* **GIVEN INSTRUCTION**
Output the entries below exactly as written, omitting pictures.

* **DATA TO PROCESS**
__________________________________________________

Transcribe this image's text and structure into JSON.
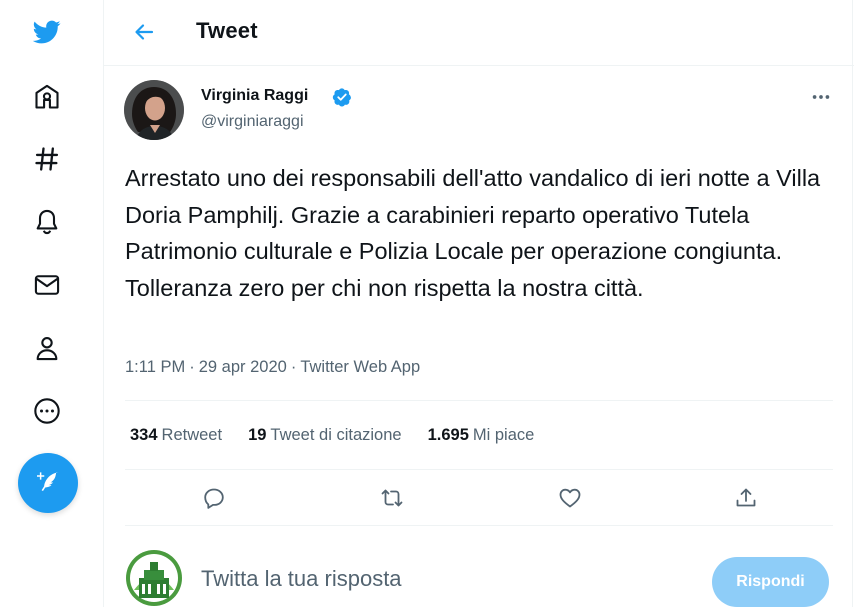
{
  "colors": {
    "accent": "#1d9bf0",
    "text": "#0f1419",
    "secondary": "#536471",
    "divider": "#eff3f4",
    "reply_button_disabled": "#8ecdf8"
  },
  "nav": {
    "icons": [
      "twitter-logo-icon",
      "home-icon",
      "explore-hashtag-icon",
      "notifications-bell-icon",
      "messages-envelope-icon",
      "profile-person-icon",
      "more-circle-icon",
      "compose-tweet-icon"
    ]
  },
  "header": {
    "title": "Tweet",
    "back_icon": "arrow-left-icon"
  },
  "tweet": {
    "author": {
      "name": "Virginia Raggi",
      "handle": "@virginiaraggi",
      "verified": true
    },
    "text": "Arrestato uno dei responsabili dell'atto vandalico di ieri notte a Villa Doria Pamphilj. Grazie a carabinieri reparto operativo Tutela Patrimonio culturale e Polizia Locale per operazione congiunta. Tolleranza zero per chi non rispetta la nostra città.",
    "time": "1:11 PM",
    "date": "29 apr 2020",
    "source": "Twitter Web App",
    "separator": "·",
    "stats": {
      "retweets": {
        "value": "334",
        "label": "Retweet"
      },
      "quotes": {
        "value": "19",
        "label": "Tweet di citazione"
      },
      "likes": {
        "value": "1.695",
        "label": "Mi piace"
      }
    },
    "action_icons": [
      "reply-icon",
      "retweet-icon",
      "like-heart-icon",
      "share-icon"
    ]
  },
  "reply": {
    "placeholder": "Twitta la tua risposta",
    "button_label": "Rispondi"
  }
}
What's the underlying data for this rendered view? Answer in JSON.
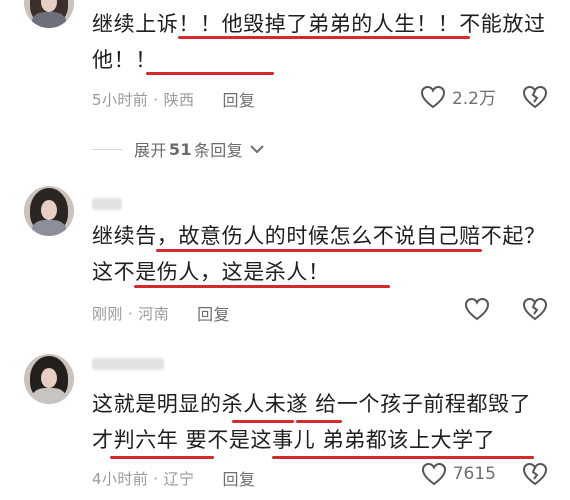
{
  "comments": [
    {
      "text": "继续上诉！！他毁掉了弟弟的人生！！不能放过他！！",
      "location_time": "5小时前 · 陕西",
      "reply_label": "回复",
      "likes": "2.2万"
    },
    {
      "text": "继续告，故意伤人的时候怎么不说自己赔不起？这不是伤人，这是杀人！",
      "location_time": "刚刚 · 河南",
      "reply_label": "回复",
      "likes": ""
    },
    {
      "text": "这就是明显的杀人未遂 给一个孩子前程都毁了才判六年 要不是这事儿 弟弟都该上大学了",
      "location_time": "4小时前 · 辽宁",
      "reply_label": "回复",
      "likes": "7615"
    }
  ],
  "expand": {
    "prefix": "展开",
    "count": "51",
    "suffix": "条回复"
  },
  "colors": {
    "underline": "#d62a2a",
    "meta": "#9a9a9a"
  },
  "icons": [
    "heart-icon",
    "broken-heart-icon",
    "chevron-down-icon"
  ]
}
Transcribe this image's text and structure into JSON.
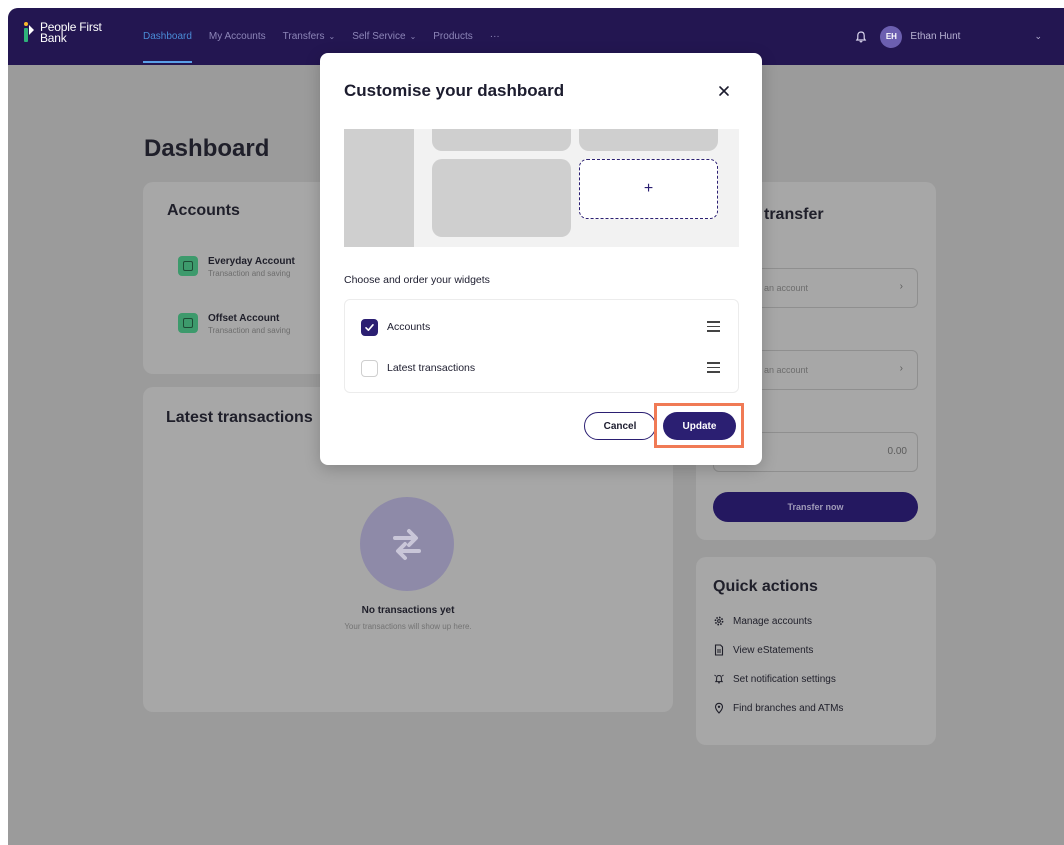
{
  "brand": {
    "line1": "People First",
    "line2": "Bank"
  },
  "nav": {
    "items": [
      {
        "label": "Dashboard",
        "caret": ""
      },
      {
        "label": "My Accounts",
        "caret": ""
      },
      {
        "label": "Transfers",
        "caret": "⌄"
      },
      {
        "label": "Self Service",
        "caret": "⌄"
      },
      {
        "label": "Products",
        "caret": ""
      },
      {
        "label": "···",
        "caret": ""
      }
    ],
    "user_initials": "EH",
    "user_name": "Ethan Hunt"
  },
  "page": {
    "title": "Dashboard"
  },
  "accounts_card": {
    "title": "Accounts",
    "items": [
      {
        "name": "Everyday Account",
        "sub": "Transaction and saving"
      },
      {
        "name": "Offset Account",
        "sub": "Transaction and saving"
      }
    ]
  },
  "transactions_card": {
    "title": "Latest transactions",
    "empty_title": "No transactions yet",
    "empty_sub": "Your transactions will show up here."
  },
  "transfer_card": {
    "title": "transfer",
    "from_text": "an account",
    "to_text": "an account",
    "amount": "0.00",
    "button": "Transfer now"
  },
  "quick_actions": {
    "title": "Quick actions",
    "items": [
      {
        "label": "Manage accounts",
        "icon": "gear-icon"
      },
      {
        "label": "View eStatements",
        "icon": "document-icon"
      },
      {
        "label": "Set notification settings",
        "icon": "alarm-icon"
      },
      {
        "label": "Find branches and ATMs",
        "icon": "location-pin-icon"
      }
    ]
  },
  "modal": {
    "title": "Customise your dashboard",
    "add_glyph": "+",
    "choose_label": "Choose and order your widgets",
    "widgets": [
      {
        "label": "Accounts",
        "checked": true
      },
      {
        "label": "Latest transactions",
        "checked": false
      }
    ],
    "cancel_label": "Cancel",
    "update_label": "Update"
  },
  "colors": {
    "nav_bg": "#231651",
    "primary": "#2b1f72",
    "highlight": "#f07a55",
    "overlay": "#9b9b9b"
  }
}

__________________________________________________

* **RESPONSE**
Transcribe this image's text and structure into JSON.
{
  "colors": {
    "accent": "#1d9bf0",
    "text": "#0f1419",
    "secondary": "#536471",
    "divider": "#eff3f4",
    "reply_button_disabled": "#8ecdf8"
  },
  "nav": {
    "icons": [
      "twitter-logo-icon",
      "home-icon",
      "explore-hashtag-icon",
      "notifications-bell-icon",
      "messages-envelope-icon",
      "profile-person-icon",
      "more-circle-icon",
      "compose-tweet-icon"
    ]
  },
  "header": {
    "title": "Tweet",
    "back_icon": "arrow-left-icon"
  },
  "tweet": {
    "author": {
      "name": "Virginia Raggi",
      "handle": "@virginiaraggi",
      "verified": true
    },
    "text": "Arrestato uno dei responsabili dell'atto vandalico di ieri notte a Villa Doria Pamphilj. Grazie a carabinieri reparto operativo Tutela Patrimonio culturale e Polizia Locale per operazione congiunta. Tolleranza zero per chi non rispetta la nostra città.",
    "time": "1:11 PM",
    "date": "29 apr 2020",
    "source": "Twitter Web App",
    "separator": "·",
    "stats": {
      "retweets": {
        "value": "334",
        "label": "Retweet"
      },
      "quotes": {
        "value": "19",
        "label": "Tweet di citazione"
      },
      "likes": {
        "value": "1.695",
        "label": "Mi piace"
      }
    },
    "action_icons": [
      "reply-icon",
      "retweet-icon",
      "like-heart-icon",
      "share-icon"
    ]
  },
  "reply": {
    "placeholder": "Twitta la tua risposta",
    "button_label": "Rispondi"
  }
}
What's the underlying data for this rendered view? Answer in JSON.
{
  "comments": [
    {
      "text": "继续上诉！！他毁掉了弟弟的人生！！不能放过他！！",
      "location_time": "5小时前 · 陕西",
      "reply_label": "回复",
      "likes": "2.2万"
    },
    {
      "text": "继续告，故意伤人的时候怎么不说自己赔不起？这不是伤人，这是杀人！",
      "location_time": "刚刚 · 河南",
      "reply_label": "回复",
      "likes": ""
    },
    {
      "text": "这就是明显的杀人未遂 给一个孩子前程都毁了才判六年 要不是这事儿 弟弟都该上大学了",
      "location_time": "4小时前 · 辽宁",
      "reply_label": "回复",
      "likes": "7615"
    }
  ],
  "expand": {
    "prefix": "展开",
    "count": "51",
    "suffix": "条回复"
  },
  "colors": {
    "underline": "#d62a2a",
    "meta": "#9a9a9a"
  },
  "icons": [
    "heart-icon",
    "broken-heart-icon",
    "chevron-down-icon"
  ]
}
Transcribe this image's text and structure into JSON.
{
  "brand": {
    "line1": "People First",
    "line2": "Bank"
  },
  "nav": {
    "items": [
      {
        "label": "Dashboard",
        "caret": ""
      },
      {
        "label": "My Accounts",
        "caret": ""
      },
      {
        "label": "Transfers",
        "caret": "⌄"
      },
      {
        "label": "Self Service",
        "caret": "⌄"
      },
      {
        "label": "Products",
        "caret": ""
      },
      {
        "label": "···",
        "caret": ""
      }
    ],
    "user_initials": "EH",
    "user_name": "Ethan Hunt"
  },
  "page": {
    "title": "Dashboard"
  },
  "accounts_card": {
    "title": "Accounts",
    "items": [
      {
        "name": "Everyday Account",
        "sub": "Transaction and saving"
      },
      {
        "name": "Offset Account",
        "sub": "Transaction and saving"
      }
    ]
  },
  "transactions_card": {
    "title": "Latest transactions",
    "empty_title": "No transactions yet",
    "empty_sub": "Your transactions will show up here."
  },
  "transfer_card": {
    "title": "transfer",
    "from_text": "an account",
    "to_text": "an account",
    "amount": "0.00",
    "button": "Transfer now"
  },
  "quick_actions": {
    "title": "Quick actions",
    "items": [
      {
        "label": "Manage accounts",
        "icon": "gear-icon"
      },
      {
        "label": "View eStatements",
        "icon": "document-icon"
      },
      {
        "label": "Set notification settings",
        "icon": "alarm-icon"
      },
      {
        "label": "Find branches and ATMs",
        "icon": "location-pin-icon"
      }
    ]
  },
  "modal": {
    "title": "Customise your dashboard",
    "add_glyph": "+",
    "choose_label": "Choose and order your widgets",
    "widgets": [
      {
        "label": "Accounts",
        "checked": true
      },
      {
        "label": "Latest transactions",
        "checked": false
      }
    ],
    "cancel_label": "Cancel",
    "update_label": "Update"
  },
  "colors": {
    "nav_bg": "#231651",
    "primary": "#2b1f72",
    "highlight": "#f07a55",
    "overlay": "#9b9b9b"
  }
}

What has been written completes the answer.